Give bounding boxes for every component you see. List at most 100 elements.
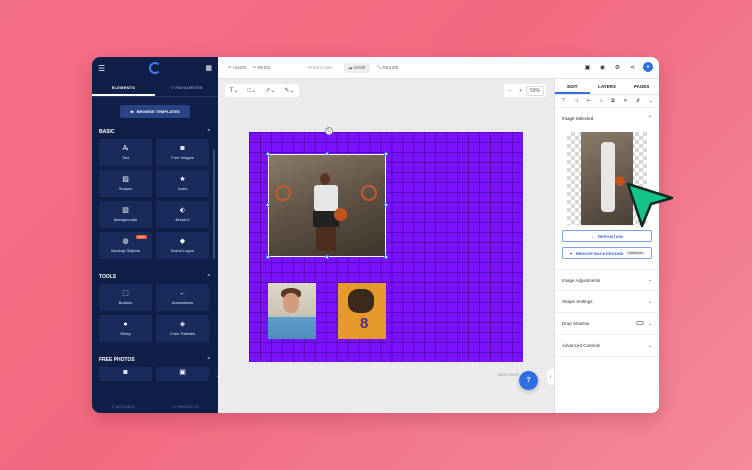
help-button[interactable]: ?: [519, 371, 538, 390]
background-ring: [275, 185, 291, 201]
arrow-tool-icon[interactable]: ↗⌄: [265, 87, 275, 94]
shape-settings-accordion[interactable]: Shape Settings ⌄: [555, 291, 659, 313]
tile-brand-logos[interactable]: ◆ Brand Logos: [156, 232, 209, 259]
tab-favourites[interactable]: ♡ FAVOURITES: [155, 79, 218, 96]
accordion-label: Image Adjustments: [562, 277, 601, 283]
undo-button[interactable]: ↶ UNDO: [228, 65, 246, 71]
tile-brand-it[interactable]: ⬖ Brand It: [156, 201, 209, 228]
tile-icons[interactable]: ★ Icons: [156, 170, 209, 197]
tile-sticky[interactable]: ● Sticky: [99, 315, 152, 342]
basic-section-header[interactable]: BASIC ⌃: [92, 128, 218, 136]
tile-label: Brand Logos: [171, 248, 194, 253]
present-icon[interactable]: ▣: [583, 63, 592, 72]
align-top-icon[interactable]: ⊤: [561, 98, 565, 104]
resize-handle[interactable]: [325, 255, 329, 259]
zoom-in-icon[interactable]: +: [515, 88, 526, 94]
tile-label: Sticky: [120, 331, 131, 336]
zoom-control: − + 59%: [504, 84, 546, 97]
more-icon[interactable]: ⌄: [649, 98, 653, 104]
portrait-photo[interactable]: [268, 283, 316, 339]
menu-icon[interactable]: ☰: [98, 64, 105, 73]
resize-button[interactable]: ⤡ RESIZE: [378, 65, 399, 70]
top-right-actions: ▣ ◉ ⚙ ⋖ ●: [583, 62, 653, 72]
reposition-button[interactable]: ← REPOSITION: [562, 230, 652, 242]
tab-edit[interactable]: EDIT: [555, 79, 590, 94]
new-badge: NEW: [136, 235, 147, 239]
camera-icon[interactable]: ◉: [598, 63, 607, 72]
jersey-photo[interactable]: 8: [338, 283, 386, 339]
tile-free-images[interactable]: ◙ Free Images: [156, 139, 209, 166]
layer-order-icon[interactable]: ⇵: [636, 98, 640, 104]
design-page[interactable]: ↻ 8: [249, 127, 523, 362]
text-icon: Aᵢ: [122, 145, 129, 152]
chevron-up-icon: ⌃: [648, 115, 652, 120]
pen-tool-icon[interactable]: ✎⌄: [284, 87, 294, 94]
accordion-label: Drop Shadow: [562, 321, 590, 326]
chevron-up-icon: ⌃: [206, 274, 211, 280]
save-button[interactable]: ☁ SAVE: [344, 62, 370, 73]
tile-photo-gallery[interactable]: ▣: [156, 367, 209, 381]
tile-color-palettes[interactable]: ◈ Color Palettes: [156, 315, 209, 342]
undo-label: UNDO: [233, 64, 247, 70]
duplicate-icon[interactable]: ⧉: [611, 98, 615, 104]
app-logo[interactable]: [149, 62, 162, 74]
jersey-number-graphic: 8: [360, 315, 369, 332]
palette-icon: ◈: [179, 321, 186, 328]
apps-grid-icon[interactable]: ▦: [205, 64, 212, 72]
resize-handle[interactable]: [384, 203, 388, 207]
drop-shadow-accordion[interactable]: Drop Shadow ⌄: [555, 313, 659, 335]
tile-text[interactable]: Aᵢ Text: [99, 139, 152, 166]
zoom-value[interactable]: 59%: [525, 85, 544, 96]
tab-layers[interactable]: LAYERS: [590, 79, 625, 94]
remove-background-label: REMOVE BACKGROUND: [575, 250, 624, 256]
shape-tool-icon[interactable]: □⌄: [247, 87, 256, 94]
free-photos-section-header[interactable]: FREE PHOTOS ⌃: [92, 356, 218, 364]
delete-icon[interactable]: ✕: [623, 98, 627, 104]
redo-button[interactable]: ↷ REDO: [252, 65, 270, 71]
remove-background-button[interactable]: ✦ REMOVE BACKGROUND PREMIUM: [562, 247, 652, 259]
tile-annotations[interactable]: ← Annotations: [156, 284, 209, 311]
avatar[interactable]: ●: [643, 62, 653, 72]
align-left-icon[interactable]: ⊢: [587, 98, 591, 104]
tile-mockup-objects[interactable]: NEW ◍ Mockup Objects: [99, 232, 152, 259]
projects-label: PROJECTS: [177, 403, 199, 409]
tile-backgrounds[interactable]: ▧ Backgrounds: [99, 201, 152, 228]
image-selected-header[interactable]: Image Selected ⌃: [555, 108, 659, 128]
resize-handle[interactable]: [266, 203, 270, 207]
new-page-button[interactable]: NEW PAGE: [498, 372, 519, 377]
rotate-handle-icon[interactable]: ↻: [325, 127, 333, 135]
image-adjustments-accordion[interactable]: Image Adjustments ⌄: [555, 269, 659, 291]
arrow-icon: ←: [179, 290, 186, 297]
sidebar-scrollbar[interactable]: [213, 149, 215, 259]
share-icon[interactable]: ⋖: [628, 63, 637, 72]
tile-buttons[interactable]: ⬚ Buttons: [99, 284, 152, 311]
tab-pages[interactable]: PAGES: [624, 79, 659, 94]
settings-icon[interactable]: ⚙: [613, 63, 622, 72]
tile-photo-camera[interactable]: ◙: [99, 367, 152, 381]
resize-handle[interactable]: [384, 152, 388, 156]
zoom-out-icon[interactable]: −: [504, 88, 515, 94]
collapse-panel-button[interactable]: ›: [547, 369, 554, 385]
tools-section-header[interactable]: TOOLS ⌃: [92, 273, 218, 281]
tile-label: Color Palettes: [169, 331, 196, 336]
resize-handle[interactable]: [384, 255, 388, 259]
text-tool-icon[interactable]: T⌄: [230, 87, 239, 94]
lock-icon[interactable]: ⌂: [600, 98, 603, 104]
align-middle-icon[interactable]: ⊣: [574, 98, 578, 104]
selected-basketball-photo[interactable]: [268, 154, 386, 257]
projects-tab[interactable]: ▭ PROJECTS: [173, 404, 199, 409]
uploads-tab[interactable]: ⇧ UPLOADS: [111, 404, 135, 409]
sidebar-header: ☰ ▦: [92, 57, 218, 79]
align-toolbar: ⊤ ⊣ ⊢ ⌂ ⧉ ✕ ⇵ ⌄: [555, 95, 659, 108]
browse-templates-button[interactable]: ⇆ BROWSE TEMPLATES: [120, 105, 190, 118]
advanced-controls-accordion[interactable]: Advanced Controls ⌄: [555, 335, 659, 357]
save-label: SAVE: [353, 64, 366, 70]
tile-shapes[interactable]: ▨ Shapes: [99, 170, 152, 197]
drop-shadow-toggle[interactable]: [636, 321, 645, 326]
document-title[interactable]: Front Cover: [308, 65, 332, 70]
tab-elements[interactable]: ELEMENTS: [92, 79, 155, 96]
sidebar: ☰ ▦ ELEMENTS ♡ FAVOURITES ⇆ BROWSE TEMPL…: [92, 57, 218, 413]
resize-handle[interactable]: [266, 255, 270, 259]
resize-handle[interactable]: [325, 152, 329, 156]
resize-handle[interactable]: [266, 152, 270, 156]
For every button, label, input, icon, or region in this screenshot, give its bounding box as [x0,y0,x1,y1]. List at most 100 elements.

Problem description:
Please pick out every line in the records above that contains the string "resize", and copy each one. Case counts.

Solved exercise:
resize-handle[interactable]: [325, 255, 329, 259]
resize-button[interactable]: ⤡ RESIZE: [378, 65, 399, 70]
resize-handle[interactable]: [384, 203, 388, 207]
resize-handle[interactable]: [266, 203, 270, 207]
resize-handle[interactable]: [384, 152, 388, 156]
resize-handle[interactable]: [384, 255, 388, 259]
resize-handle[interactable]: [266, 255, 270, 259]
resize-handle[interactable]: [325, 152, 329, 156]
resize-handle[interactable]: [266, 152, 270, 156]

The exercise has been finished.